DATA RECORDS:
>> Begin
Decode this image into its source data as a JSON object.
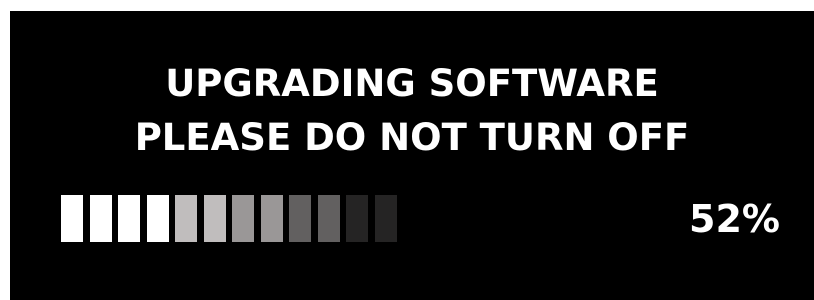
{
  "message": {
    "line1": "UPGRADING SOFTWARE",
    "line2": "PLEASE DO NOT TURN OFF"
  },
  "progress": {
    "percent_label": "52%",
    "segments": [
      {
        "color": "#ffffff"
      },
      {
        "color": "#ffffff"
      },
      {
        "color": "#ffffff"
      },
      {
        "color": "#ffffff"
      },
      {
        "color": "#c0bdbd"
      },
      {
        "color": "#c0bdbd"
      },
      {
        "color": "#9a9797"
      },
      {
        "color": "#9a9797"
      },
      {
        "color": "#626060"
      },
      {
        "color": "#626060"
      },
      {
        "color": "#252424"
      },
      {
        "color": "#252424"
      }
    ]
  },
  "colors": {
    "background": "#000000",
    "text": "#ffffff"
  }
}
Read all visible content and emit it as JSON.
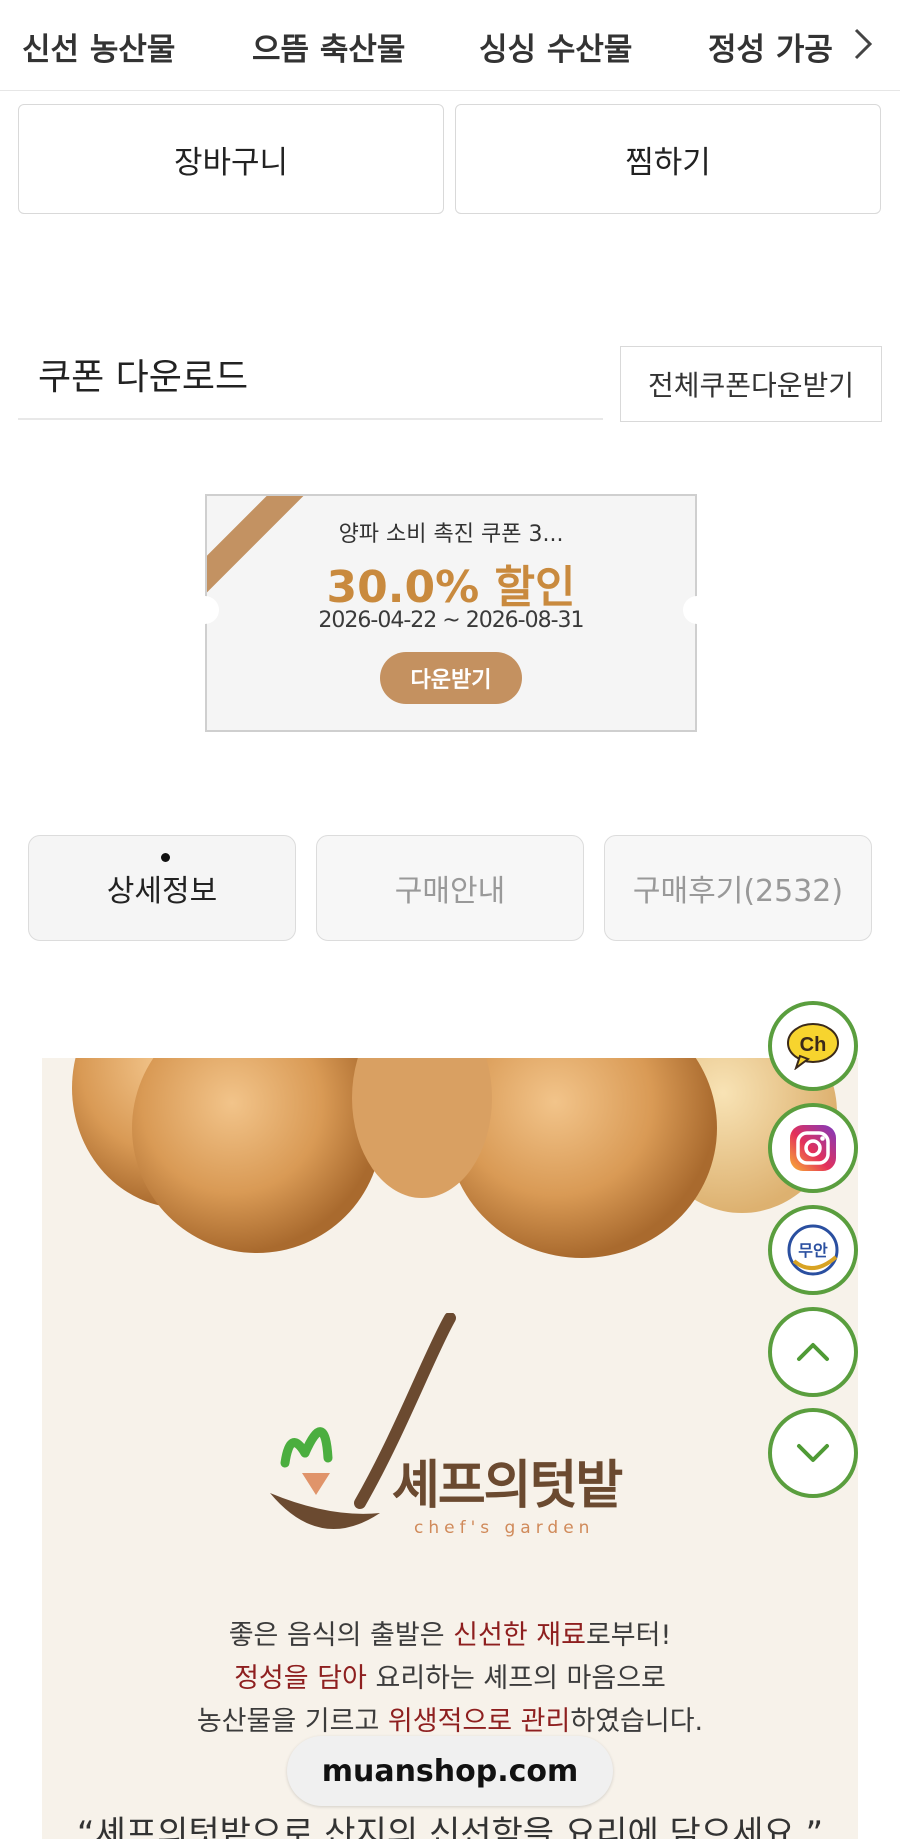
{
  "category_nav": {
    "items": [
      "신선 농산물",
      "으뜸 축산물",
      "싱싱 수산물",
      "정성 가공"
    ]
  },
  "actions": {
    "cart_label": "장바구니",
    "wish_label": "찜하기"
  },
  "coupon": {
    "section_title": "쿠폰 다운로드",
    "download_all_label": "전체쿠폰다운받기",
    "card": {
      "name": "양파 소비 촉진 쿠폰 3...",
      "discount": "30.0% 할인",
      "period": "2026-04-22 ~ 2026-08-31",
      "download_label": "다운받기",
      "accent_color": "#c49160"
    }
  },
  "tabs": [
    {
      "label": "상세정보",
      "active": true
    },
    {
      "label": "구매안내",
      "active": false
    },
    {
      "label": "구매후기(2532)",
      "active": false
    }
  ],
  "product_image": {
    "logo_text": "셰프의텃밭",
    "logo_subtext": "chef's garden",
    "lines": [
      [
        "좋은 음식의 출발은 ",
        "신선한 재료",
        "로부터!"
      ],
      [
        "",
        "정성을 담아",
        " 요리하는 셰프의 마음으로"
      ],
      [
        "농산물을 기르고 ",
        "위생적으로 관리",
        "하였습니다."
      ]
    ],
    "quote": "“셰프의텃밭으로 산지의 신선함을 요리에 담으세요.”"
  },
  "floating": {
    "kakao_label": "Ch",
    "brand_label": "무안",
    "icons": [
      "kakao-channel-icon",
      "instagram-icon",
      "muan-brand-icon",
      "scroll-up-icon",
      "scroll-down-icon"
    ]
  },
  "url_bar": {
    "domain": "muanshop.com"
  }
}
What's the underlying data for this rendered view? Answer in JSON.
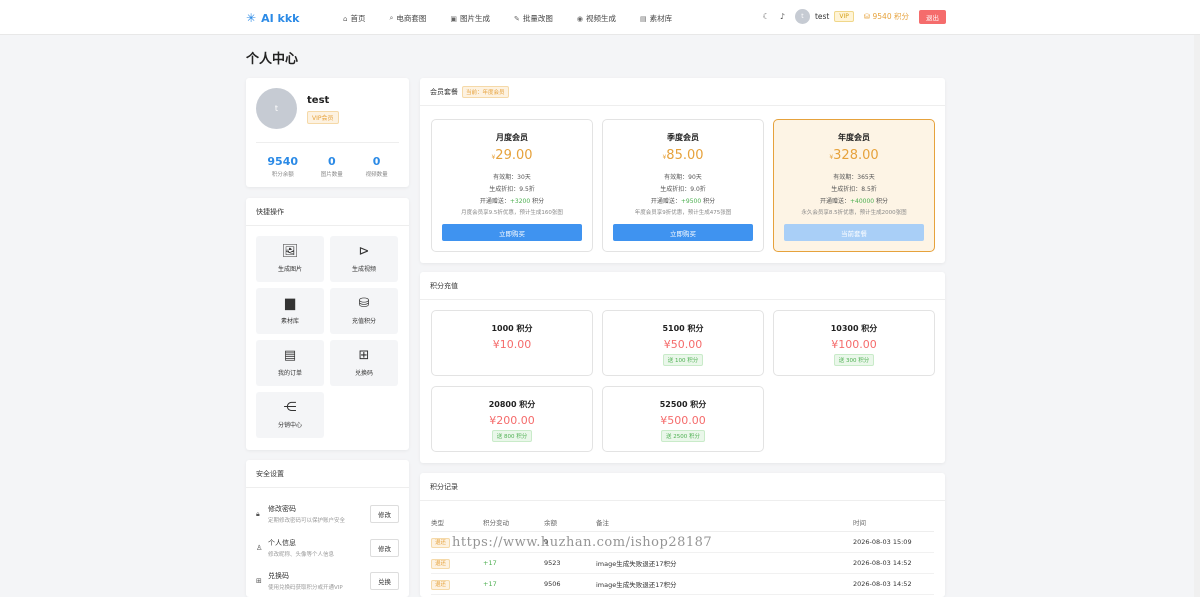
>> End
WHAT IS NEEDED: Extract every line from the records above that contains the word "JSON".

COMPLETE OUTPUT:
Decode this image into its source data as a JSON object.
Read all visible content and emit it as JSON.
What's the underlying data for this rendered view? Answer in JSON.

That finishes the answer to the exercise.